▶ [RECORDS PROVIDED]
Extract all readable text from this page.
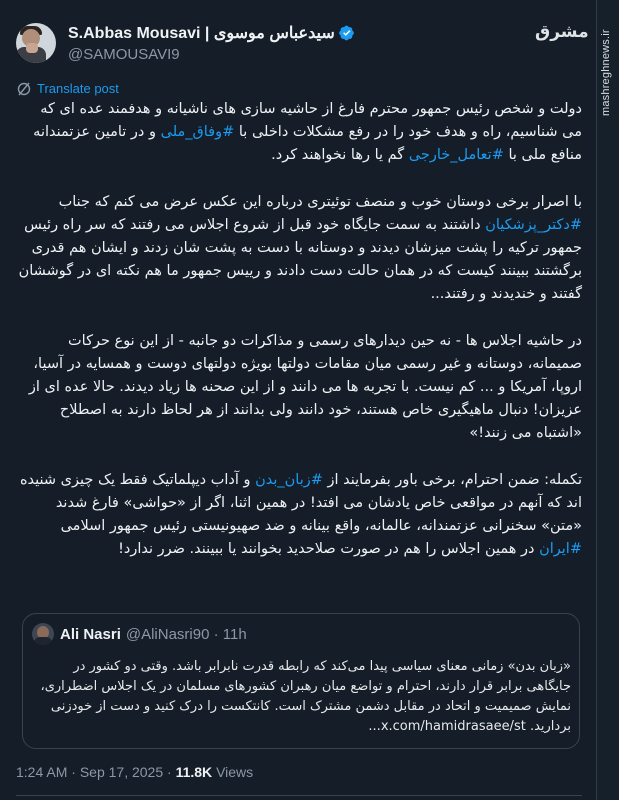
mashreghnews.ir
مشرق
S.Abbas Mousavi | سیدعباس موسوی
@SAMOUSAVI9
Translate post

دولت و شخص رئیس جمهور محترم فارغ از حاشیه سازی های ناشیانه و هدفمند عده ای که می شناسیم، راه و هدف خود را در رفع مشکلات داخلی با #وفاق_ملی و در تامین عزتمندانه منافع ملی با #تعامل_خارجی گم یا رها نخواهند کرد.

با اصرار برخی دوستان خوب و منصف توئیتری درباره این عکس عرض می کنم که جناب #دکتر_پزشکیان داشتند به سمت جایگاه خود قبل از شروع اجلاس می رفتند که سر راه رئیس جمهور ترکیه را پشت میزشان دیدند و دوستانه با دست به پشت شان زدند و ایشان هم قدری برگشتند ببینند کیست که در همان حالت دست دادند و رییس جمهور ما هم نکته ای در گوششان گفتند و خندیدند و رفتند...

در حاشیه اجلاس ها - نه حین دیدارهای رسمی و مذاکرات دو جانبه - از این نوع حرکات صمیمانه، دوستانه و غیر رسمی میان مقامات دولتها بویژه دولتهای دوست و همسایه در آسیا، اروپا، آمریکا و ... کم نیست. با تجربه ها می دانند و از این صحنه ها زیاد دیدند. حالا عده ای از عزیزان! دنبال ماهیگیری خاص هستند، خود دانند ولی بدانند از هر لحاظ دارند به اصطلاح «اشتباه می زنند!»

تکمله: ضمن احترام، برخی باور بفرمایند از #زبان_بدن و آداب دیپلماتیک فقط یک چیزی شنیده اند که آنهم در مواقعی خاص یادشان می افتد! در همین اثنا، اگر از «حواشی» فارغ شدند «متن» سخنرانی عزتمندانه، عالمانه، واقع بینانه و ضد صهیونیستی رئیس جمهور اسلامی #ایران در همین اجلاس را هم در صورت صلاحدید بخوانند یا ببینند. ضرر ندارد!

Ali Nasri @AliNasri90 · 11h
«زبان بدن» زمانی معنای سیاسی پیدا می‌کند که رابطه قدرت نابرابر باشد. وقتی دو کشور در جایگاهی برابر قرار دارند، احترام و تواضع میان رهبران کشورهای مسلمان در یک اجلاس اضطراری، نمایش صمیمیت و اتحاد در مقابل دشمن مشترک است. کانتکست را درک کنید و دست از خودزنی بردارید. x.com/hamidrasaee/st...
1:24 AM · Sep 17, 2025 · 11.8K Views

▶ [WHAT IS ASKED] Copy every record above exactly, leaving out the pictures.

▶ [FULL ANSWER]
Extract all readable text from this page.
mashreghnews.ir
مشرق
S.Abbas Mousavi | سیدعباس موسوی
@SAMOUSAVI9
Translate post

دولت و شخص رئیس جمهور محترم فارغ از حاشیه سازی های ناشیانه و هدفمند عده ای که می شناسیم، راه و هدف خود را در رفع مشکلات داخلی با #وفاق_ملی و در تامین عزتمندانه منافع ملی با #تعامل_خارجی گم یا رها نخواهند کرد.

با اصرار برخی دوستان خوب و منصف توئیتری درباره این عکس عرض می کنم که جناب #دکتر_پزشکیان داشتند به سمت جایگاه خود قبل از شروع اجلاس می رفتند که سر راه رئیس جمهور ترکیه را پشت میزشان دیدند و دوستانه با دست به پشت شان زدند و ایشان هم قدری برگشتند ببینند کیست که در همان حالت دست دادند و رییس جمهور ما هم نکته ای در گوششان گفتند و خندیدند و رفتند...

در حاشیه اجلاس ها - نه حین دیدارهای رسمی و مذاکرات دو جانبه - از این نوع حرکات صمیمانه، دوستانه و غیر رسمی میان مقامات دولتها بویژه دولتهای دوست و همسایه در آسیا، اروپا، آمریکا و ... کم نیست. با تجربه ها می دانند و از این صحنه ها زیاد دیدند. حالا عده ای از عزیزان! دنبال ماهیگیری خاص هستند، خود دانند ولی بدانند از هر لحاظ دارند به اصطلاح «اشتباه می زنند!»

تکمله: ضمن احترام، برخی باور بفرمایند از #زبان_بدن و آداب دیپلماتیک فقط یک چیزی شنیده اند که آنهم در مواقعی خاص یادشان می افتد! در همین اثنا، اگر از «حواشی» فارغ شدند «متن» سخنرانی عزتمندانه، عالمانه، واقع بینانه و ضد صهیونیستی رئیس جمهور اسلامی #ایران در همین اجلاس را هم در صورت صلاحدید بخوانند یا ببینند. ضرر ندارد!

Ali Nasri @AliNasri90 · 11h
«زبان بدن» زمانی معنای سیاسی پیدا می‌کند که رابطه قدرت نابرابر باشد. وقتی دو کشور در جایگاهی برابر قرار دارند، احترام و تواضع میان رهبران کشورهای مسلمان در یک اجلاس اضطراری، نمایش صمیمیت و اتحاد در مقابل دشمن مشترک است. کانتکست را درک کنید و دست از خودزنی بردارید. x.com/hamidrasaee/st...
1:24 AM · Sep 17, 2025 · 11.8K Views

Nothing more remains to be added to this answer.